| Zitierter Text |
*****
Der israelische Angriff auf ein Gefängnis in Jericho hat die Führungskrise bei den Palästinensern weiter verschärft. Die Existenz der Autonomiebehörde wird in Frage gestellt.

Ramallah/Washington - Während neue Forderungen nach einem Rücktritt von Palästinenserpräsident Mahmud Abbas laut wurden, stellte der palästinensische Chefunterhändler Sajeb Erekat am Donnerstag die Existenz der Autonomiebehörde in Frage. «Wir prüfen sorgfältig die Zukunft der Behörde», sagte Erakat in Ramallah. Bei einem heftigen Feuergefecht mit militanten Palästinensern wurde in Dschenin im nördlichen Westjordanland ein israelischer Soldat getötet.

Der Beauftragte des Nahost-Quartetts, James Wolfensohn, warnte vor einer Einstellung der internationalen Finanzhilfen für die Palästinenser. Nach einer Regierungsübernahme durch die radikal- islamische Hamas solle das bisherige System noch einige Wochen fortgesetzt werden, sagte Wolfensohn bei einer Anhörung in Washington. Die Autonomiebehörde stehe vor einem finanziellen Kollaps, falls die Unterstützung eingestellt werden sollte.

Wolfensohn bezeichnete die Situation nach dem Hamas-Sieg als Dilemma. Einerseits sollte keine Finanzhilfe gezahlt werden, solange Hamas nicht auf Gewalt verzichte und Israel anerkenne. Andererseits sei Frieden nur schwer vorstellbar, wenn eine Million Palästinenser- Kinder wegen geschlossener Schulen auf der Straße stünden, es in den Palästinensergebieten keine Gesundheitsversorgung mehr gebe und die Infrastruktur zusammenbreche.

"Sie verlangen von uns einzuhalten, was Israel bricht"
*****
| Datensätze |
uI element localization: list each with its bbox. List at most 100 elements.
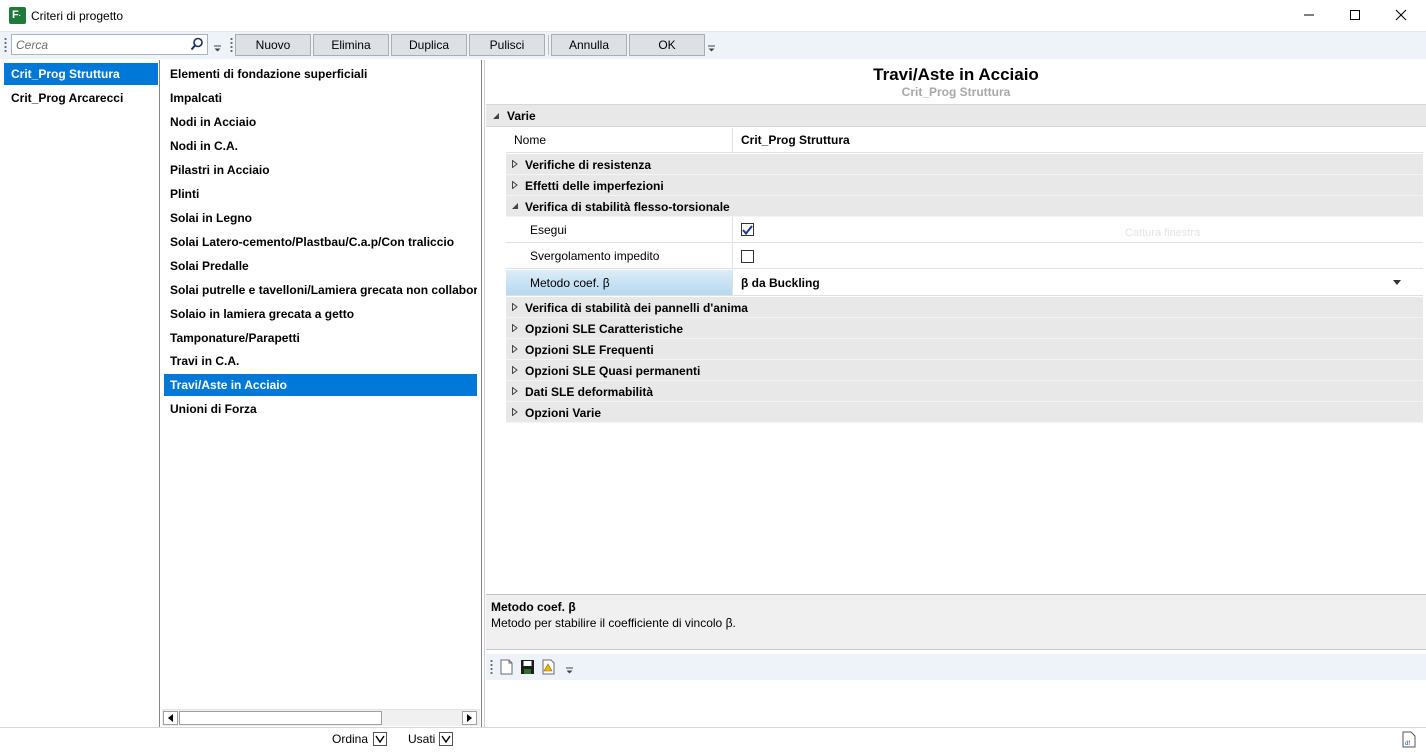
collapse-triangle-icon[interactable] [492,112,500,120]
element-type-item[interactable]: Impalcati [164,87,477,109]
criteria-item[interactable]: Crit_Prog Struttura [4,63,158,85]
ok-button[interactable]: OK [629,34,705,56]
expand-triangle-icon[interactable] [511,366,519,374]
element-type-item[interactable]: Solai Predalle [164,255,477,277]
section-sle-caratteristiche[interactable]: Opzioni SLE Caratteristiche [506,318,1423,339]
usati-dropdown[interactable] [439,732,453,746]
expand-triangle-icon[interactable] [511,324,519,332]
search-icon[interactable] [190,37,204,51]
section-opzioni-varie[interactable]: Opzioni Varie [506,402,1423,423]
section-label: Effetti delle imperfezioni [525,179,664,193]
expand-triangle-icon[interactable] [511,303,519,311]
checkmark-icon [742,224,753,235]
close-button[interactable] [1378,0,1424,30]
section-stabilita-pannelli[interactable]: Verifica di stabilità dei pannelli d'ani… [506,297,1423,318]
main-toolbar: Nuovo Elimina Duplica Pulisci Annulla OK [0,32,1426,59]
property-name: Esegui [506,217,733,242]
property-value[interactable]: Crit_Prog Struttura [734,128,850,152]
expand-triangle-icon[interactable] [511,408,519,416]
element-type-item[interactable]: Travi/Aste in Acciaio [164,374,477,396]
section-verifiche-resistenza[interactable]: Verifiche di resistenza [506,154,1423,175]
annulla-button[interactable]: Annulla [551,34,627,56]
scroll-left-icon [168,714,173,722]
section-effetti-imperfezioni[interactable]: Effetti delle imperfezioni [506,175,1423,196]
criteria-list: Crit_Prog Struttura Crit_Prog Arcarecci [1,60,160,727]
expand-triangle-icon[interactable] [511,387,519,395]
minimize-button[interactable] [1286,0,1332,30]
scroll-right-button[interactable] [462,711,477,725]
esegui-checkbox[interactable] [741,223,754,236]
horizontal-scrollbar[interactable] [162,709,480,726]
section-sle-deformabilita[interactable]: Dati SLE deformabilità [506,381,1423,402]
scroll-right-icon [467,714,472,722]
property-value[interactable] [734,217,754,242]
section-label: Dati SLE deformabilità [525,385,654,399]
toolbar-overflow-icon[interactable] [566,665,573,675]
document-status-icon[interactable]: df [1402,731,1416,748]
toolbar-grip-icon[interactable] [4,37,7,53]
element-type-item[interactable]: Solaio in lamiera grecata a getto [164,303,477,325]
expand-triangle-icon[interactable] [511,160,519,168]
search-input[interactable] [12,35,182,54]
svg-text:df: df [1405,741,1410,747]
pulisci-button[interactable]: Pulisci [469,34,545,56]
toolbar-grip-icon[interactable] [490,659,493,675]
element-type-item[interactable]: Elementi di fondazione superficiali [164,63,477,85]
usati-label: Usati [408,732,436,746]
section-sle-quasi-permanenti[interactable]: Opzioni SLE Quasi permanenti [506,360,1423,381]
section-stabilita-flesso-torsionale[interactable]: Verifica di stabilità flesso-torsionale [506,196,1423,217]
element-type-list: Elementi di fondazione superficiali Impa… [160,60,482,727]
toolbar-grip-icon[interactable] [230,37,233,53]
new-document-icon[interactable] [499,659,514,675]
nuovo-button[interactable]: Nuovo [235,34,311,56]
element-type-item[interactable]: Pilastri in Acciaio [164,159,477,181]
duplica-button[interactable]: Duplica [391,34,467,56]
dropdown-check-icon [375,735,385,743]
element-type-item[interactable]: Solai in Legno [164,207,477,229]
element-type-item[interactable]: Travi in C.A. [164,350,477,372]
description-text: Metodo per stabilire il coefficiente di … [491,616,736,630]
expand-triangle-icon[interactable] [511,345,519,353]
element-type-item[interactable]: Tamponature/Parapetti [164,327,477,349]
window-title: Criteri di progetto [31,9,124,23]
element-type-item[interactable]: Unioni di Forza [164,398,477,420]
maximize-button[interactable] [1332,0,1378,30]
elimina-button[interactable]: Elimina [313,34,389,56]
toolbar-overflow-icon[interactable] [214,43,221,53]
section-sle-frequenti[interactable]: Opzioni SLE Frequenti [506,339,1423,360]
toolbar-overflow-icon[interactable] [708,43,715,53]
expand-triangle-icon[interactable] [511,181,519,189]
search-box[interactable] [11,34,208,55]
element-type-item[interactable]: Solai Latero-cemento/Plastbau/C.a.p/Con … [164,231,477,253]
property-row-svergolamento[interactable]: Svergolamento impedito [506,244,1423,269]
property-row-metodo-coef[interactable]: Metodo coef. β β da Buckling [506,270,1423,296]
category-label: Varie [507,109,536,123]
criteria-item[interactable]: Crit_Prog Arcarecci [4,87,158,109]
scroll-left-button[interactable] [163,711,178,725]
element-type-item[interactable]: Nodi in C.A. [164,135,477,157]
category-varie[interactable]: Varie [486,105,1426,127]
property-row-nome[interactable]: Nome Crit_Prog Struttura [506,128,1423,153]
ordina-dropdown[interactable] [373,732,387,746]
description-title: Metodo coef. β [491,600,576,614]
property-value[interactable]: β da Buckling [734,270,820,295]
collapse-triangle-icon[interactable] [511,202,519,210]
section-label: Opzioni SLE Caratteristiche [525,322,684,336]
dropdown-arrow-icon[interactable] [1393,280,1401,285]
property-value[interactable] [734,244,754,268]
element-type-item[interactable]: Solai putrelle e tavelloni/Lamiera greca… [164,279,477,301]
property-grid: Varie Nome Crit_Prog Struttura Verifiche… [486,104,1426,423]
load-document-icon[interactable] [541,659,556,675]
scrollbar-thumb[interactable] [179,711,382,725]
section-label: Opzioni SLE Quasi permanenti [525,364,701,378]
maximize-icon [1350,10,1360,20]
svergolamento-checkbox[interactable] [741,249,754,263]
property-toolbar [486,654,1426,680]
element-type-item[interactable]: Plinti [164,183,477,205]
element-type-item[interactable]: Nodi in Acciaio [164,111,477,133]
toolbar-separator [548,35,549,55]
save-icon[interactable] [520,659,535,675]
page-title: Travi/Aste in Acciaio [873,65,1039,84]
dropdown-check-icon [441,735,451,743]
title-bar: F· Criteri di progetto [0,0,1426,32]
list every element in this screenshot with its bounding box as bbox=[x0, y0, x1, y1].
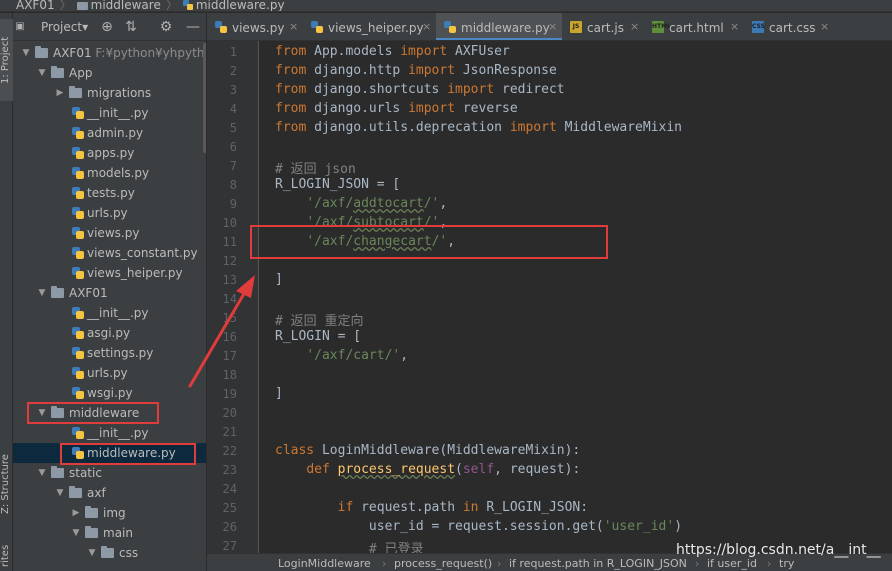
*****
Gib den Abschnitt aus dem Bericht über die palästinensische Führungskrise wieder, beginnend mit „Der israelische Angriff“ und weiter bis einschließlich „israelischer Soldat getötet.“. Tausche dabei „Chefunterhändler“ gegen „Verhandlungsführer“ aus.

Der israelische Angriff auf ein Gefängnis in Jericho hat die Führungskrise bei den Palästinensern weiter verschärft. Die Existenz der Autonomiebehörde wird in Frage gestellt.

Ramallah/Washington - Während neue Forderungen nach einem Rücktritt von Palästinenserpräsident Mahmud Abbas laut wurden, stellte der palästinensische Verhandlungsführer Sajeb Erekat am Donnerstag die Existenz der Autonomiebehörde in Frage. «Wir prüfen sorgfältig die Zukunft der Behörde», sagte Erakat in Ramallah. Bei einem heftigen Feuergefecht mit militanten Palästinensern wurde in Dschenin im nördlichen Westjordanland ein israelischer Soldat getötet.